**DIRECTIONS FOR THIS TASK**
Only lines holding the string "的长即可" are wanted; copy each one from the material.

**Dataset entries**
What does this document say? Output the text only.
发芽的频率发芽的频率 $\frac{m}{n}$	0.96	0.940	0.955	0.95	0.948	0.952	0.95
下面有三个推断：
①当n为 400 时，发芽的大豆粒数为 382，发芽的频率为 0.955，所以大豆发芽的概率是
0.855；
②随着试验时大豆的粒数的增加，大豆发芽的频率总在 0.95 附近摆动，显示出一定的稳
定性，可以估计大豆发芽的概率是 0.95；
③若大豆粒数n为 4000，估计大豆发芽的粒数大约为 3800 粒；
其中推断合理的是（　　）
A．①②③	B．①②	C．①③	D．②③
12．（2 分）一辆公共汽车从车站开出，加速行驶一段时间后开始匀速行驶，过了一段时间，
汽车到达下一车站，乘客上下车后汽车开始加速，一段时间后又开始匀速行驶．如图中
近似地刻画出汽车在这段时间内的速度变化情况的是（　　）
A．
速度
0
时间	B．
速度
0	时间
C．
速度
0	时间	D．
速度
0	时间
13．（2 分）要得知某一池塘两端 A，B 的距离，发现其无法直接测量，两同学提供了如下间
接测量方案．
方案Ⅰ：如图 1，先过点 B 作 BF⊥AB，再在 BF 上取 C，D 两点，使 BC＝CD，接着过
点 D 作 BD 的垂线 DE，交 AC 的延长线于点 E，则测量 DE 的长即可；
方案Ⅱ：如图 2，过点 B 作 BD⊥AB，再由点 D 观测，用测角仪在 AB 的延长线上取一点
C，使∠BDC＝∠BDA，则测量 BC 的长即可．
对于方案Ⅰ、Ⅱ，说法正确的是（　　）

**THE RESULT**
点 D 作 BD 的垂线 DE，交 AC 的延长线于点 E，则测量 DE 的长即可；
C，使∠BDC＝∠BDA，则测量 BC 的长即可．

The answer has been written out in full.